* _Extracted data_:
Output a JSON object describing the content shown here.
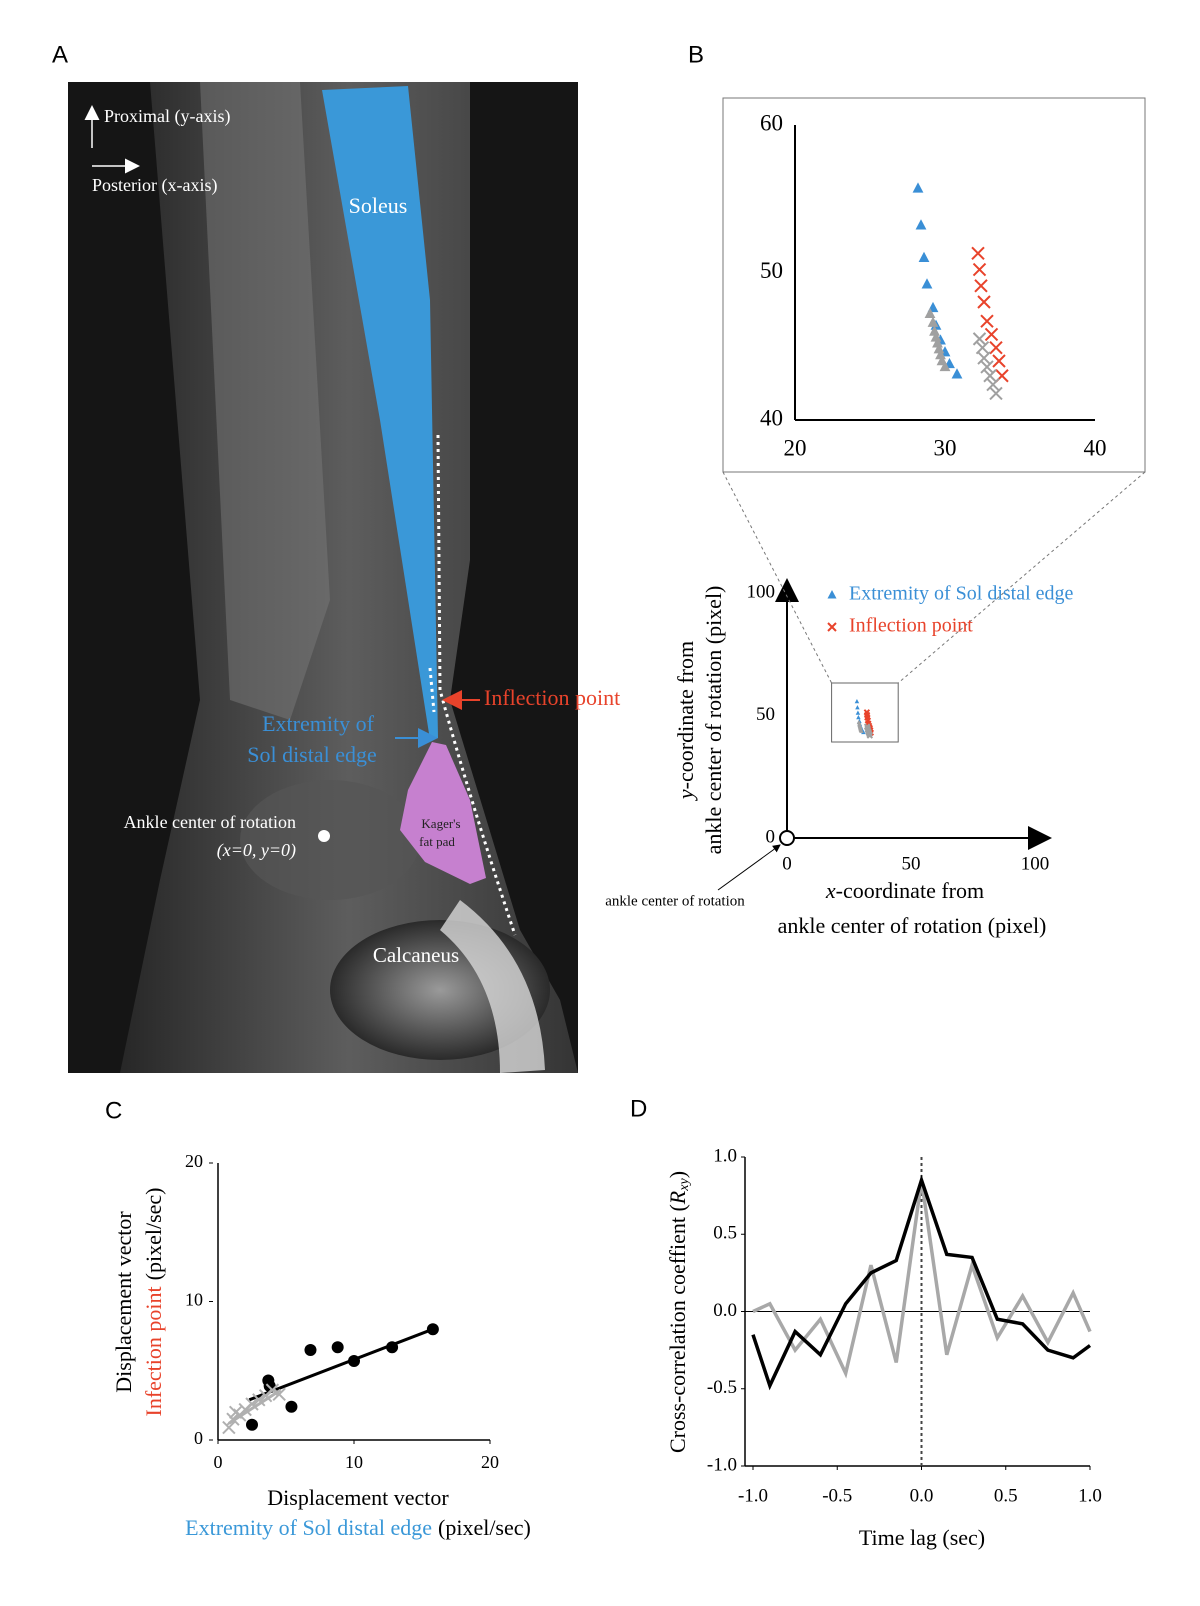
{
  "panel_a": {
    "label": "A",
    "proximal": "Proximal (y-axis)",
    "posterior": "Posterior (x-axis)",
    "soleus": "Soleus",
    "inflection": "Inflection point",
    "extremity": [
      "Extremity of",
      "Sol distal edge"
    ],
    "ankle": [
      "Ankle center of rotation",
      "(x=0, y=0)"
    ],
    "fat_pad": [
      "Kager's",
      "fat pad"
    ],
    "calcaneus": "Calcaneus"
  },
  "chart_data": [
    {
      "type": "scatter",
      "panel": "B",
      "xlim": [
        0,
        100
      ],
      "ylim": [
        0,
        100
      ],
      "xticks": [
        0,
        50,
        100
      ],
      "yticks": [
        0,
        50,
        100
      ],
      "xlabel": [
        "x",
        "-coordinate from",
        "ankle center of rotation (pixel)"
      ],
      "ylabel": [
        "y",
        "-coordinate from",
        "ankle center of rotation (pixel)"
      ],
      "annotation": "ankle center of rotation",
      "series": [
        {
          "name": "Extremity of Sol distal edge",
          "color": "#3a8fd6",
          "marker": "triangle",
          "x": [
            28.2,
            28.4,
            28.6,
            28.8,
            29.2,
            29.4,
            29.7,
            30.0,
            30.3,
            30.8
          ],
          "values": [
            55.7,
            53.2,
            51.0,
            49.2,
            47.6,
            46.4,
            45.4,
            44.6,
            43.8,
            43.1
          ]
        },
        {
          "color": "#a0a0a0",
          "marker": "triangle",
          "x": [
            29.0,
            29.2,
            29.3,
            29.4,
            29.5,
            29.6,
            29.7,
            29.8,
            30.0
          ],
          "values": [
            47.2,
            46.6,
            46.0,
            45.6,
            45.2,
            44.8,
            44.4,
            44.0,
            43.6
          ]
        },
        {
          "name": "Inflection point",
          "color": "#e8432b",
          "marker": "x",
          "x": [
            32.2,
            32.3,
            32.4,
            32.6,
            32.8,
            33.1,
            33.4,
            33.6,
            33.8
          ],
          "values": [
            51.3,
            50.2,
            49.1,
            48.0,
            46.7,
            45.8,
            44.9,
            44.0,
            43.0
          ]
        },
        {
          "color": "#a0a0a0",
          "marker": "x",
          "x": [
            32.3,
            32.5,
            32.6,
            32.8,
            33.0,
            33.2,
            33.4
          ],
          "values": [
            45.5,
            44.9,
            44.2,
            43.6,
            43.0,
            42.4,
            41.8
          ]
        }
      ]
    },
    {
      "type": "zoom",
      "xlim": [
        20,
        40
      ],
      "ylim": [
        40,
        60
      ],
      "xticks": [
        20,
        30,
        40
      ],
      "yticks": [
        40,
        50,
        60
      ]
    },
    {
      "type": "scatter",
      "panel": "C",
      "xlim": [
        0,
        20
      ],
      "ylim": [
        0,
        20
      ],
      "xticks": [
        0,
        10,
        20
      ],
      "yticks": [
        0,
        10,
        20
      ],
      "xlabel": [
        "Displacement vector",
        "Extremity of Sol distal edge",
        "(pixel/sec)"
      ],
      "ylabel": [
        "Displacement vector",
        "Infection point",
        "(pixel/sec)"
      ],
      "series": [
        {
          "color": "#000000",
          "marker": "circle",
          "x": [
            2.5,
            3.7,
            3.8,
            5.4,
            6.8,
            8.8,
            10.0,
            12.8,
            15.8
          ],
          "values": [
            1.1,
            4.3,
            3.9,
            2.4,
            6.5,
            6.7,
            5.7,
            6.7,
            8.0
          ]
        },
        {
          "color": "#b0b0b0",
          "marker": "x",
          "x": [
            0.8,
            1.1,
            1.3,
            1.6,
            2.0,
            2.5,
            3.0,
            3.5,
            4.0,
            4.5
          ],
          "values": [
            0.9,
            1.5,
            2.0,
            1.8,
            2.2,
            2.6,
            2.9,
            3.2,
            3.6,
            3.3
          ]
        }
      ],
      "lines": [
        {
          "color": "#000000",
          "x": [
            2.3,
            15.8
          ],
          "values": [
            2.9,
            8.0
          ]
        },
        {
          "color": "#b0b0b0",
          "x": [
            0.8,
            4.6
          ],
          "values": [
            1.2,
            3.6
          ]
        }
      ]
    },
    {
      "type": "line",
      "panel": "D",
      "xlim": [
        -1,
        1
      ],
      "ylim": [
        -1,
        1
      ],
      "xticks": [
        {
          "value": -1,
          "label": "-1.0"
        },
        -0.5,
        {
          "value": 0,
          "label": "0.0"
        },
        0.5,
        {
          "value": 1,
          "label": "1.0"
        }
      ],
      "yticks": [
        {
          "value": -1,
          "label": "-1.0"
        },
        -0.5,
        {
          "value": 0,
          "label": "0.0"
        },
        0.5,
        {
          "value": 1,
          "label": "1.0"
        }
      ],
      "xlabel": "Time lag (sec)",
      "ylabel": [
        "Cross-correlation coeffient (",
        "R",
        "xy",
        ")"
      ],
      "x": [
        -1.0,
        -0.9,
        -0.75,
        -0.6,
        -0.45,
        -0.3,
        -0.15,
        0.0,
        0.15,
        0.3,
        0.45,
        0.6,
        0.75,
        0.9,
        1.0
      ],
      "series": [
        {
          "color": "#000000",
          "values": [
            -0.15,
            -0.48,
            -0.13,
            -0.28,
            0.05,
            0.25,
            0.33,
            0.85,
            0.37,
            0.35,
            -0.05,
            -0.08,
            -0.25,
            -0.3,
            -0.22
          ]
        },
        {
          "color": "#a8a8a8",
          "values": [
            0.0,
            0.05,
            -0.25,
            -0.05,
            -0.4,
            0.3,
            -0.33,
            0.85,
            -0.28,
            0.3,
            -0.17,
            0.1,
            -0.2,
            0.12,
            -0.13
          ]
        }
      ]
    }
  ]
}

* _Task to complete_:
From the listing above, copy every line that holds the string "name".

* _Solved exercise_:
          "name": "Extremity of Sol distal edge",
          "name": "Inflection point",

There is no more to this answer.